[START OF TASK INPUT]
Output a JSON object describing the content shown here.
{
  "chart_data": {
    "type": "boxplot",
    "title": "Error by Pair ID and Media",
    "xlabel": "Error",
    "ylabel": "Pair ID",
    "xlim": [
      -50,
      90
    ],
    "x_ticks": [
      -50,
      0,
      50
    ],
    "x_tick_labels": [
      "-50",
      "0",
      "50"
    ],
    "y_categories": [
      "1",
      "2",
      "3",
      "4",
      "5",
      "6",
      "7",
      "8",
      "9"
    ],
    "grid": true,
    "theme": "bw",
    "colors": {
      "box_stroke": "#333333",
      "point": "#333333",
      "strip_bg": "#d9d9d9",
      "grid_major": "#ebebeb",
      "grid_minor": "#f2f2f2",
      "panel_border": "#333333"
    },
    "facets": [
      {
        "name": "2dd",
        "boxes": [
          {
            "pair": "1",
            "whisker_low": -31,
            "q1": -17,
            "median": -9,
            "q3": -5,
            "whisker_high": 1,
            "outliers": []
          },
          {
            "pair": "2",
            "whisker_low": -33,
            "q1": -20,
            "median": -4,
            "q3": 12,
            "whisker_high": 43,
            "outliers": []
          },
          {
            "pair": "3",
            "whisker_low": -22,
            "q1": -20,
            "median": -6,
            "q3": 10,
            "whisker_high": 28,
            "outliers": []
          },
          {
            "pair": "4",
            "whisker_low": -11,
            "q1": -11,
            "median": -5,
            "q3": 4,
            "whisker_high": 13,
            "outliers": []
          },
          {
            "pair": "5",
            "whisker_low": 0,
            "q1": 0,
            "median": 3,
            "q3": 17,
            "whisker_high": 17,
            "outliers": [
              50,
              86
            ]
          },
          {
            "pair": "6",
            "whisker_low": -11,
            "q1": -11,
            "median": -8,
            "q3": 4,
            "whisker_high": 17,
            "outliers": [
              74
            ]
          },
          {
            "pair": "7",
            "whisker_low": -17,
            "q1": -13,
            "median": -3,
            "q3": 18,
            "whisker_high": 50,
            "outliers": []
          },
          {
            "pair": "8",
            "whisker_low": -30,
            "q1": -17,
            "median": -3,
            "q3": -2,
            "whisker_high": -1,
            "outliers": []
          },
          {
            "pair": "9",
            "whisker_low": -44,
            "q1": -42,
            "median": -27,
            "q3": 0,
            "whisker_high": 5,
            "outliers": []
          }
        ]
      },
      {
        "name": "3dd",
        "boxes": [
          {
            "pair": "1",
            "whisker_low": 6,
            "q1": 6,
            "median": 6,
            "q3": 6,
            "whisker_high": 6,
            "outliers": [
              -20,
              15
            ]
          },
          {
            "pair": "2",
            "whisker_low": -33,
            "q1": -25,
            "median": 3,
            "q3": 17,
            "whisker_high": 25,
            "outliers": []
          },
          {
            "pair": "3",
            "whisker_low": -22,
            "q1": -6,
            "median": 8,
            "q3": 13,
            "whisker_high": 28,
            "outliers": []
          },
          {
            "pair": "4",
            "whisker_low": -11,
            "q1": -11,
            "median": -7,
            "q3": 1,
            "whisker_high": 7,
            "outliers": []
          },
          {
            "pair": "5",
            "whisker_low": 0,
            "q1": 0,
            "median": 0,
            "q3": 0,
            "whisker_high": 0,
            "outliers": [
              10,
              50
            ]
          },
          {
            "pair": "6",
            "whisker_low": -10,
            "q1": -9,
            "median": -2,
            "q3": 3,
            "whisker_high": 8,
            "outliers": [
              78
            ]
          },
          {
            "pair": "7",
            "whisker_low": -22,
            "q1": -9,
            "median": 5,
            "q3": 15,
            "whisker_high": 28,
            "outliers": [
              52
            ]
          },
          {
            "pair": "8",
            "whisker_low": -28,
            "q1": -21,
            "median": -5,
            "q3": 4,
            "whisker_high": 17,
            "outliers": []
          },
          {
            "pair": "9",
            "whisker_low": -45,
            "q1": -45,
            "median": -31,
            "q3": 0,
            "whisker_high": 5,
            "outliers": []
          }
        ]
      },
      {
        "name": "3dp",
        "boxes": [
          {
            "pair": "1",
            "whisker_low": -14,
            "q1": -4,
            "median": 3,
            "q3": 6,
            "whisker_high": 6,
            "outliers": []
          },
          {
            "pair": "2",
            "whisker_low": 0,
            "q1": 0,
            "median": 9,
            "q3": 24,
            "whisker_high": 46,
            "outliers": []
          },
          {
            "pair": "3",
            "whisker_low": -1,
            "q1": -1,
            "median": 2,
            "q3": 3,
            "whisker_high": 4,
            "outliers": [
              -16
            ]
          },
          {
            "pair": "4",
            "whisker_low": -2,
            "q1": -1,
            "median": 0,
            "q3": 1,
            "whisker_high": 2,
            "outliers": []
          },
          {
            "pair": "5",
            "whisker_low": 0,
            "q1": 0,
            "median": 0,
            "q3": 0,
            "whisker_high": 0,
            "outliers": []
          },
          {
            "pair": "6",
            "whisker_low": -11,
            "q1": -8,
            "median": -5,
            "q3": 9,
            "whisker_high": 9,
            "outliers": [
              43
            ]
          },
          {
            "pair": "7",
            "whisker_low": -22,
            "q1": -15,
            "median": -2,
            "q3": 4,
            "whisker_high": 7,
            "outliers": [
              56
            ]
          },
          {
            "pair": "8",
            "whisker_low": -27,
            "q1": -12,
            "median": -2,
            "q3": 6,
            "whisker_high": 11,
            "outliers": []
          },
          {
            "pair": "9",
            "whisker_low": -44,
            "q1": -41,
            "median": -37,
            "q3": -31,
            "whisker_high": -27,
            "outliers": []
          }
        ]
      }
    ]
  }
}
[END OF TASK INPUT]
_WHAT YOU WILL DO:_ Go through the records above and set each one down exactly, please.

_EXERCISE RESULT:_
Output a JSON object describing the content shown here.
{
  "chart_data": {
    "type": "boxplot",
    "title": "Error by Pair ID and Media",
    "xlabel": "Error",
    "ylabel": "Pair ID",
    "xlim": [
      -50,
      90
    ],
    "x_ticks": [
      -50,
      0,
      50
    ],
    "x_tick_labels": [
      "-50",
      "0",
      "50"
    ],
    "y_categories": [
      "1",
      "2",
      "3",
      "4",
      "5",
      "6",
      "7",
      "8",
      "9"
    ],
    "grid": true,
    "theme": "bw",
    "colors": {
      "box_stroke": "#333333",
      "point": "#333333",
      "strip_bg": "#d9d9d9",
      "grid_major": "#ebebeb",
      "grid_minor": "#f2f2f2",
      "panel_border": "#333333"
    },
    "facets": [
      {
        "name": "2dd",
        "boxes": [
          {
            "pair": "1",
            "whisker_low": -31,
            "q1": -17,
            "median": -9,
            "q3": -5,
            "whisker_high": 1,
            "outliers": []
          },
          {
            "pair": "2",
            "whisker_low": -33,
            "q1": -20,
            "median": -4,
            "q3": 12,
            "whisker_high": 43,
            "outliers": []
          },
          {
            "pair": "3",
            "whisker_low": -22,
            "q1": -20,
            "median": -6,
            "q3": 10,
            "whisker_high": 28,
            "outliers": []
          },
          {
            "pair": "4",
            "whisker_low": -11,
            "q1": -11,
            "median": -5,
            "q3": 4,
            "whisker_high": 13,
            "outliers": []
          },
          {
            "pair": "5",
            "whisker_low": 0,
            "q1": 0,
            "median": 3,
            "q3": 17,
            "whisker_high": 17,
            "outliers": [
              50,
              86
            ]
          },
          {
            "pair": "6",
            "whisker_low": -11,
            "q1": -11,
            "median": -8,
            "q3": 4,
            "whisker_high": 17,
            "outliers": [
              74
            ]
          },
          {
            "pair": "7",
            "whisker_low": -17,
            "q1": -13,
            "median": -3,
            "q3": 18,
            "whisker_high": 50,
            "outliers": []
          },
          {
            "pair": "8",
            "whisker_low": -30,
            "q1": -17,
            "median": -3,
            "q3": -2,
            "whisker_high": -1,
            "outliers": []
          },
          {
            "pair": "9",
            "whisker_low": -44,
            "q1": -42,
            "median": -27,
            "q3": 0,
            "whisker_high": 5,
            "outliers": []
          }
        ]
      },
      {
        "name": "3dd",
        "boxes": [
          {
            "pair": "1",
            "whisker_low": 6,
            "q1": 6,
            "median": 6,
            "q3": 6,
            "whisker_high": 6,
            "outliers": [
              -20,
              15
            ]
          },
          {
            "pair": "2",
            "whisker_low": -33,
            "q1": -25,
            "median": 3,
            "q3": 17,
            "whisker_high": 25,
            "outliers": []
          },
          {
            "pair": "3",
            "whisker_low": -22,
            "q1": -6,
            "median": 8,
            "q3": 13,
            "whisker_high": 28,
            "outliers": []
          },
          {
            "pair": "4",
            "whisker_low": -11,
            "q1": -11,
            "median": -7,
            "q3": 1,
            "whisker_high": 7,
            "outliers": []
          },
          {
            "pair": "5",
            "whisker_low": 0,
            "q1": 0,
            "median": 0,
            "q3": 0,
            "whisker_high": 0,
            "outliers": [
              10,
              50
            ]
          },
          {
            "pair": "6",
            "whisker_low": -10,
            "q1": -9,
            "median": -2,
            "q3": 3,
            "whisker_high": 8,
            "outliers": [
              78
            ]
          },
          {
            "pair": "7",
            "whisker_low": -22,
            "q1": -9,
            "median": 5,
            "q3": 15,
            "whisker_high": 28,
            "outliers": [
              52
            ]
          },
          {
            "pair": "8",
            "whisker_low": -28,
            "q1": -21,
            "median": -5,
            "q3": 4,
            "whisker_high": 17,
            "outliers": []
          },
          {
            "pair": "9",
            "whisker_low": -45,
            "q1": -45,
            "median": -31,
            "q3": 0,
            "whisker_high": 5,
            "outliers": []
          }
        ]
      },
      {
        "name": "3dp",
        "boxes": [
          {
            "pair": "1",
            "whisker_low": -14,
            "q1": -4,
            "median": 3,
            "q3": 6,
            "whisker_high": 6,
            "outliers": []
          },
          {
            "pair": "2",
            "whisker_low": 0,
            "q1": 0,
            "median": 9,
            "q3": 24,
            "whisker_high": 46,
            "outliers": []
          },
          {
            "pair": "3",
            "whisker_low": -1,
            "q1": -1,
            "median": 2,
            "q3": 3,
            "whisker_high": 4,
            "outliers": [
              -16
            ]
          },
          {
            "pair": "4",
            "whisker_low": -2,
            "q1": -1,
            "median": 0,
            "q3": 1,
            "whisker_high": 2,
            "outliers": []
          },
          {
            "pair": "5",
            "whisker_low": 0,
            "q1": 0,
            "median": 0,
            "q3": 0,
            "whisker_high": 0,
            "outliers": []
          },
          {
            "pair": "6",
            "whisker_low": -11,
            "q1": -8,
            "median": -5,
            "q3": 9,
            "whisker_high": 9,
            "outliers": [
              43
            ]
          },
          {
            "pair": "7",
            "whisker_low": -22,
            "q1": -15,
            "median": -2,
            "q3": 4,
            "whisker_high": 7,
            "outliers": [
              56
            ]
          },
          {
            "pair": "8",
            "whisker_low": -27,
            "q1": -12,
            "median": -2,
            "q3": 6,
            "whisker_high": 11,
            "outliers": []
          },
          {
            "pair": "9",
            "whisker_low": -44,
            "q1": -41,
            "median": -37,
            "q3": -31,
            "whisker_high": -27,
            "outliers": []
          }
        ]
      }
    ]
  }
}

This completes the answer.